What needs to be done: From the listing, collect all lines containing the word "title".

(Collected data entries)
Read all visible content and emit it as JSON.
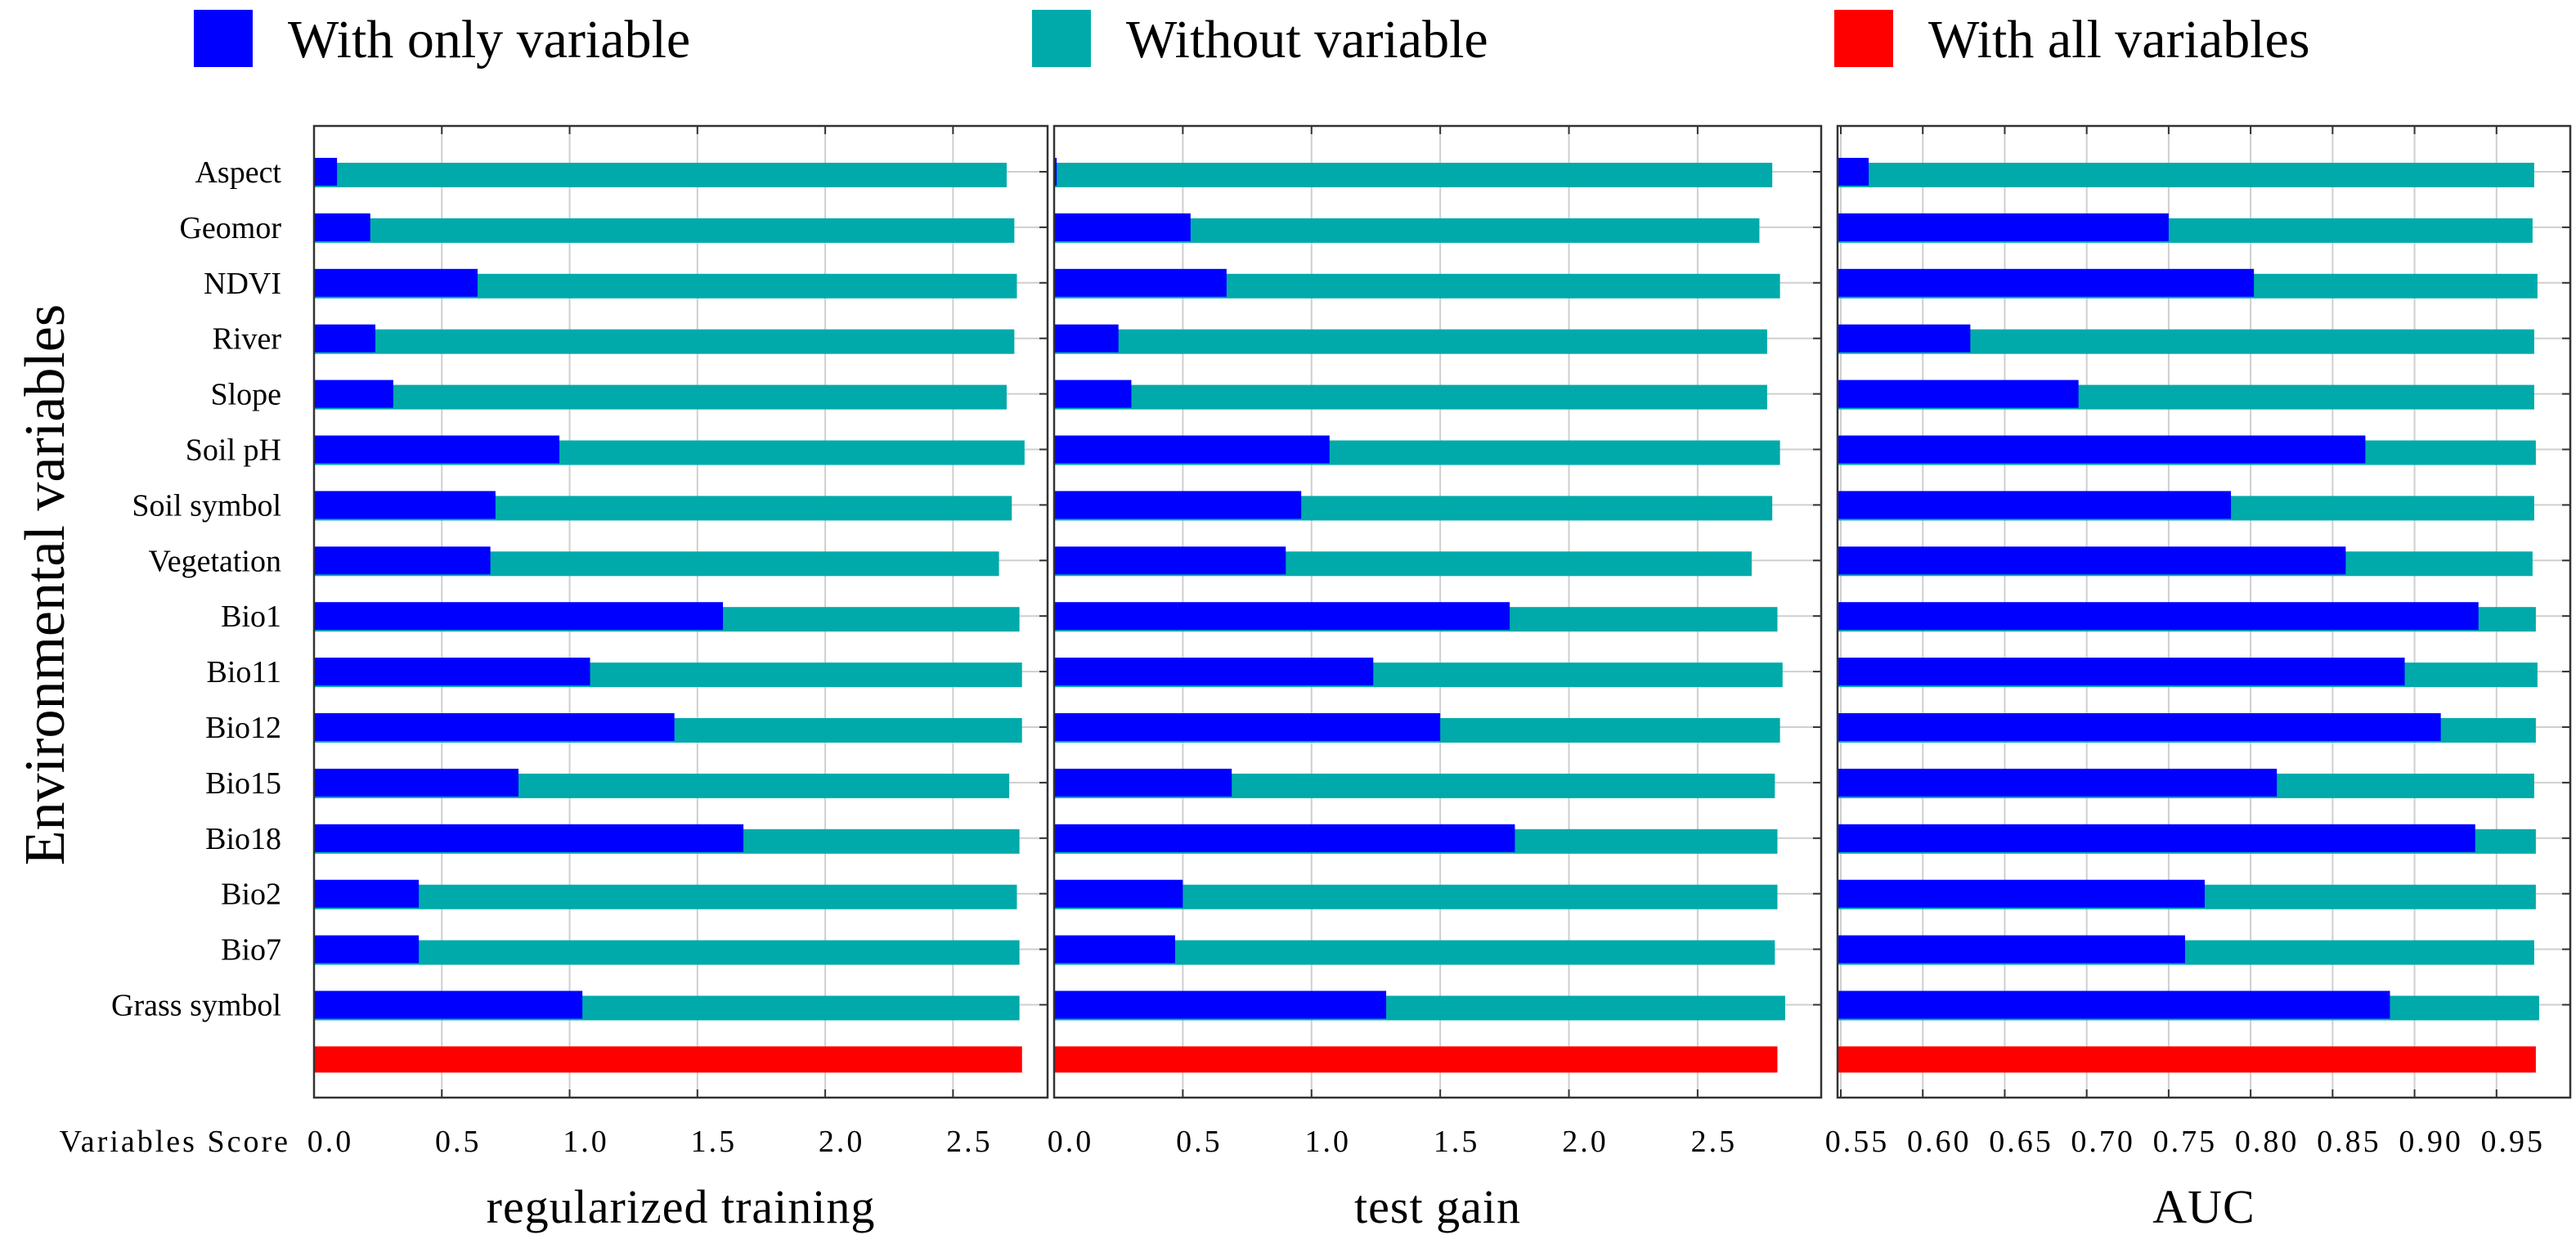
{
  "chart_data": {
    "type": "bar",
    "orientation": "horizontal",
    "legend": [
      {
        "label": "With only variable",
        "color": "#0000ff"
      },
      {
        "label": "Without variable",
        "color": "#00aaaa"
      },
      {
        "label": "With all variables",
        "color": "#ff0000"
      }
    ],
    "legend_placement": "top",
    "ylabel": "Environmental variables",
    "xaxis_row_label": "Variables Score",
    "categories": [
      "Aspect",
      "Geomor",
      "NDVI",
      "River",
      "Slope",
      "Soil pH",
      "Soil symbol",
      "Vegetation",
      "Bio1",
      "Bio11",
      "Bio12",
      "Bio15",
      "Bio18",
      "Bio2",
      "Bio7",
      "Grass symbol"
    ],
    "grid": true,
    "panels": [
      {
        "title": "regularized training",
        "xlim": [
          0.0,
          2.87
        ],
        "ticks": [
          0.0,
          0.5,
          1.0,
          1.5,
          2.0,
          2.5
        ],
        "tick_labels": [
          "0.0",
          "0.5",
          "1.0",
          "1.5",
          "2.0",
          "2.5"
        ],
        "series": [
          {
            "name": "With only variable",
            "values": [
              0.09,
              0.22,
              0.64,
              0.24,
              0.31,
              0.96,
              0.71,
              0.69,
              1.6,
              1.08,
              1.41,
              0.8,
              1.68,
              0.41,
              0.41,
              1.05
            ]
          },
          {
            "name": "Without variable",
            "values": [
              2.71,
              2.74,
              2.75,
              2.74,
              2.71,
              2.78,
              2.73,
              2.68,
              2.76,
              2.77,
              2.77,
              2.72,
              2.76,
              2.75,
              2.76,
              2.76
            ]
          },
          {
            "name": "With all variables",
            "values": [
              2.77
            ]
          }
        ]
      },
      {
        "title": "test gain",
        "xlim": [
          0.0,
          2.98
        ],
        "ticks": [
          0.0,
          0.5,
          1.0,
          1.5,
          2.0,
          2.5
        ],
        "tick_labels": [
          "0.0",
          "0.5",
          "1.0",
          "1.5",
          "2.0",
          "2.5"
        ],
        "series": [
          {
            "name": "With only variable",
            "values": [
              0.01,
              0.53,
              0.67,
              0.25,
              0.3,
              1.07,
              0.96,
              0.9,
              1.77,
              1.24,
              1.5,
              0.69,
              1.79,
              0.5,
              0.47,
              1.29
            ]
          },
          {
            "name": "Without variable",
            "values": [
              2.79,
              2.74,
              2.82,
              2.77,
              2.77,
              2.82,
              2.79,
              2.71,
              2.81,
              2.83,
              2.82,
              2.8,
              2.81,
              2.81,
              2.8,
              2.84
            ]
          },
          {
            "name": "With all variables",
            "values": [
              2.81
            ]
          }
        ]
      },
      {
        "title": "AUC",
        "xlim": [
          0.548,
          0.995
        ],
        "ticks": [
          0.55,
          0.6,
          0.65,
          0.7,
          0.75,
          0.8,
          0.85,
          0.9,
          0.95
        ],
        "tick_labels": [
          "0.55",
          "0.60",
          "0.65",
          "0.70",
          "0.75",
          "0.80",
          "0.85",
          "0.90",
          "0.95"
        ],
        "series": [
          {
            "name": "With only variable",
            "values": [
              0.567,
              0.75,
              0.802,
              0.629,
              0.695,
              0.87,
              0.788,
              0.858,
              0.939,
              0.894,
              0.916,
              0.816,
              0.937,
              0.772,
              0.76,
              0.885
            ]
          },
          {
            "name": "Without variable",
            "values": [
              0.973,
              0.972,
              0.975,
              0.973,
              0.973,
              0.974,
              0.973,
              0.972,
              0.974,
              0.975,
              0.974,
              0.973,
              0.974,
              0.974,
              0.973,
              0.976
            ]
          },
          {
            "name": "With all variables",
            "values": [
              0.974
            ]
          }
        ]
      }
    ]
  }
}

Exercise answer:
        "title": "regularized training",
        "title": "test gain",
        "title": "AUC",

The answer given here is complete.